* **Short problem**
In the records, rewrite the lines between the line holding "imputed-point [506,522,514,530]" and the line holding "imputed-point [547,502,555,510]", inclusive, renaming every "ground-truth-point" as "reference-point" and leaving all else unchanged. Give only those lines.

Element boundary records
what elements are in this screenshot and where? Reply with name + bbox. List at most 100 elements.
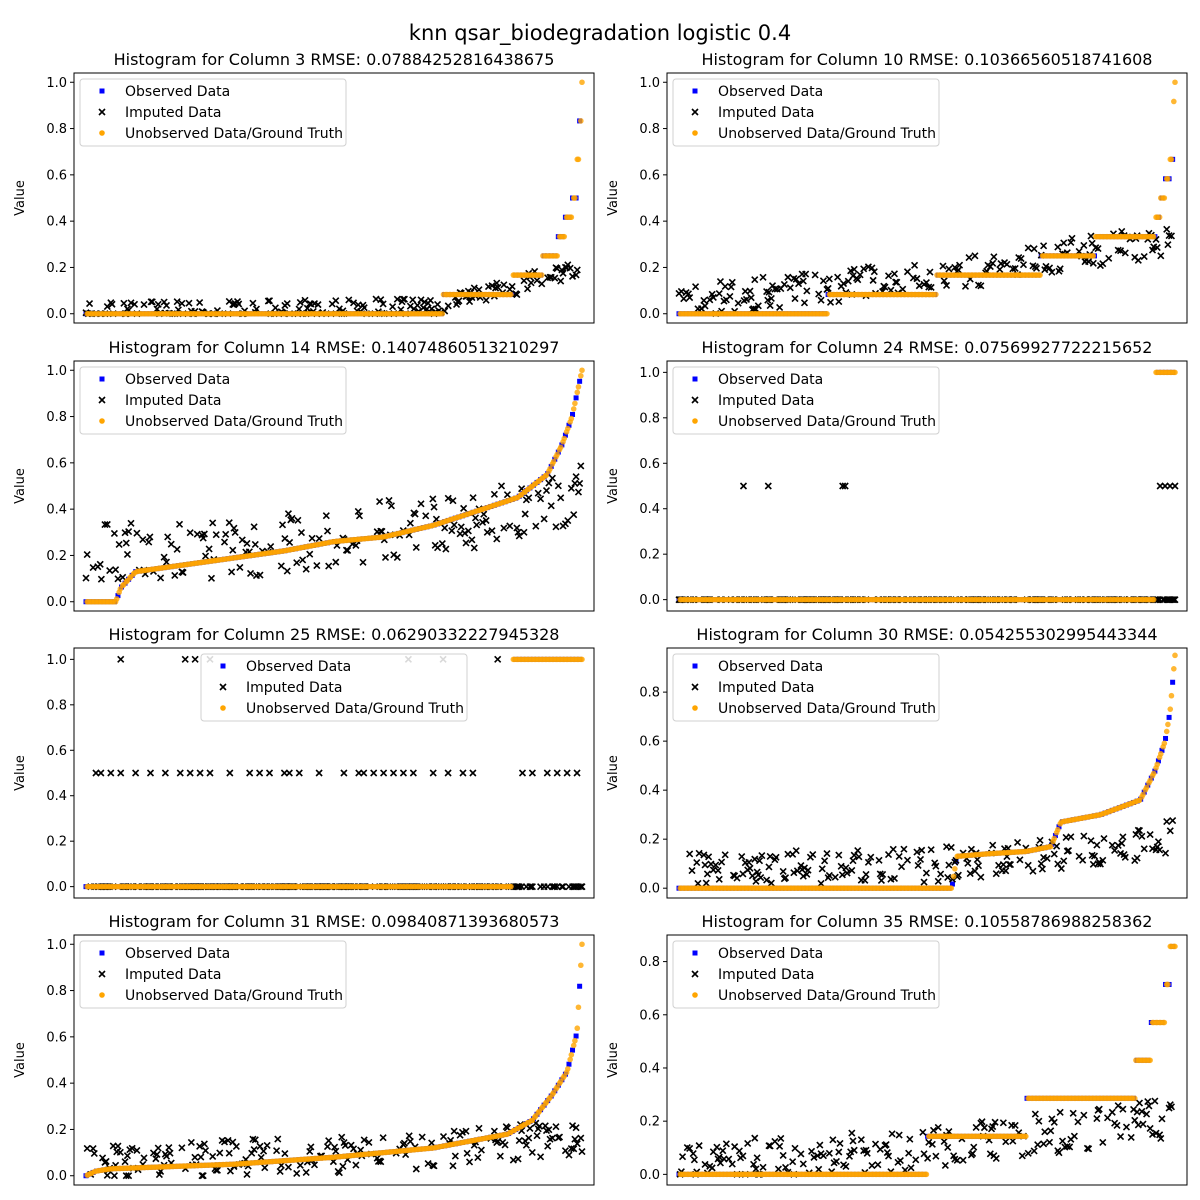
imputed-point [506,522,514,530]
imputed-point [301,296,309,304]
imputed-point [162,301,171,310]
imputed-point [130,300,139,308]
imputed-point [417,500,425,508]
imputed-point [464,527,472,535]
legend-box [672,78,940,147]
imputed-point [842,864,850,872]
imputed-point [771,285,779,293]
imputed-point [920,878,928,886]
imputed-point [752,1165,760,1173]
plot-frame [666,360,1188,612]
imputed-point [325,1137,333,1145]
imputed-point [494,655,502,663]
ground-truth-point [1090,253,1097,259]
imputed-point [515,1136,523,1145]
imputed-point [895,1131,903,1139]
ground-truth-point [578,372,584,379]
imputed-point [1058,1137,1067,1145]
imputed-point [1134,256,1142,264]
imputed-point [106,566,114,575]
imputed-point [1024,1149,1032,1157]
imputed-point [314,301,322,309]
imputed-point [418,1133,426,1141]
observed-point [566,422,572,428]
subplot-4: Histogram for Column 24 RMSE: 0.07569927… [606,338,1188,612]
imputed-point [146,769,155,777]
ground-truth-point [1161,195,1168,201]
imputed-point [178,299,186,308]
imputed-point [209,519,217,527]
legend-label: Observed Data [718,84,823,100]
imputed-point [566,264,574,272]
imputed-point [721,851,729,859]
imputed-point [701,302,709,310]
ground-truth-point [568,214,575,221]
y-tick-label: 0.2 [639,548,660,563]
imputed-point [844,277,852,285]
y-axis-label: Value [13,180,28,216]
imputed-point [871,1140,880,1148]
imputed-point [140,301,148,309]
imputed-point [1119,833,1127,841]
imputed-point [409,296,417,304]
y-tick-label: 0.0 [46,307,67,322]
imputed-point [794,280,803,288]
imputed-point [527,883,535,891]
imputed-point [153,1150,161,1158]
y-tick-label: 1.0 [639,76,660,91]
imputed-point [173,545,181,553]
imputed-point [835,1148,843,1156]
imputed-point [296,1161,304,1169]
imputed-point [231,528,239,537]
imputed-point [751,855,759,863]
imputed-point [306,550,314,558]
imputed-point [567,1145,575,1153]
imputed-point [708,1164,716,1172]
imputed-point [1165,232,1173,240]
ground-truth-point [579,941,585,948]
imputed-point [927,846,935,854]
imputed-point [439,1132,448,1141]
imputed-point [1079,856,1087,864]
imputed-point [825,871,833,880]
imputed-point [802,270,810,278]
imputed-point [123,550,131,558]
imputed-point [393,295,401,303]
legend-marker-imputed [98,396,106,404]
ground-truth-point [1037,272,1043,278]
imputed-point [719,1147,727,1155]
imputed-point [547,502,555,510]
imputed-point [457,523,465,531]
ground-truth-point [575,384,582,390]
ground-truth-point [575,156,582,163]
imputed-point [274,1135,282,1143]
imputed-point [1053,842,1061,850]
ground-truth-point [574,389,581,396]
imputed-point [553,883,561,891]
imputed-point [1029,867,1037,875]
imputed-point [338,1133,346,1141]
y-axis-label: Value [606,755,621,791]
imputed-point [926,268,934,276]
imputed-point [553,265,561,273]
imputed-point [548,474,556,482]
imputed-point [411,510,419,518]
imputed-point [573,266,581,274]
imputed-point [154,300,162,308]
legend-label: Unobserved Data/Ground Truth [718,701,936,717]
imputed-point [345,296,353,304]
imputed-point [839,482,847,490]
imputed-point [469,494,477,502]
imputed-point [750,305,758,313]
imputed-point [701,861,709,869]
imputed-point [1118,839,1126,847]
imputed-point [450,1127,458,1135]
imputed-point [1006,861,1015,869]
imputed-point [1093,1115,1101,1123]
plot-frame [73,360,595,612]
imputed-point [1139,1120,1147,1128]
imputed-point [835,851,843,859]
imputed-point [686,294,694,302]
imputed-point [116,1148,124,1156]
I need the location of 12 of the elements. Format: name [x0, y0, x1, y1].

* **Finished exercise**
imputed-point [506,522,514,530]
imputed-point [301,296,309,304]
imputed-point [162,301,171,310]
imputed-point [130,300,139,308]
imputed-point [417,500,425,508]
imputed-point [464,527,472,535]
legend-box [672,78,940,147]
imputed-point [842,864,850,872]
imputed-point [771,285,779,293]
imputed-point [920,878,928,886]
imputed-point [752,1165,760,1173]
plot-frame [666,360,1188,612]
imputed-point [325,1137,333,1145]
imputed-point [494,655,502,663]
reference-point [1090,253,1097,259]
imputed-point [515,1136,523,1145]
imputed-point [895,1131,903,1139]
reference-point [578,372,584,379]
imputed-point [1058,1137,1067,1145]
imputed-point [1134,256,1142,264]
imputed-point [106,566,114,575]
imputed-point [1024,1149,1032,1157]
imputed-point [314,301,322,309]
imputed-point [418,1133,426,1141]
observed-point [566,422,572,428]
subplot-4: Histogram for Column 24 RMSE: 0.07569927… [606,338,1188,612]
imputed-point [146,769,155,777]
reference-point [1161,195,1168,201]
imputed-point [178,299,186,308]
imputed-point [209,519,217,527]
legend-label: Observed Data [718,84,823,100]
imputed-point [566,264,574,272]
imputed-point [721,851,729,859]
imputed-point [701,302,709,310]
reference-point [568,214,575,221]
y-tick-label: 0.2 [639,548,660,563]
imputed-point [844,277,852,285]
y-axis-label: Value [13,180,28,216]
imputed-point [871,1140,880,1148]
imputed-point [140,301,148,309]
imputed-point [1119,833,1127,841]
imputed-point [409,296,417,304]
y-tick-label: 0.0 [46,307,67,322]
imputed-point [794,280,803,288]
imputed-point [527,883,535,891]
imputed-point [153,1150,161,1158]
y-tick-label: 1.0 [639,76,660,91]
imputed-point [173,545,181,553]
imputed-point [835,1148,843,1156]
imputed-point [296,1161,304,1169]
imputed-point [231,528,239,537]
imputed-point [751,855,759,863]
imputed-point [306,550,314,558]
imputed-point [567,1145,575,1153]
imputed-point [708,1164,716,1172]
imputed-point [1165,232,1173,240]
reference-point [579,941,585,948]
imputed-point [927,846,935,854]
imputed-point [439,1132,448,1141]
imputed-point [1079,856,1087,864]
imputed-point [825,871,833,880]
imputed-point [802,270,810,278]
imputed-point [123,550,131,558]
imputed-point [393,295,401,303]
legend-marker-imputed [98,396,106,404]
reference-point [1037,272,1043,278]
imputed-point [719,1147,727,1155]
imputed-point [547,502,555,510]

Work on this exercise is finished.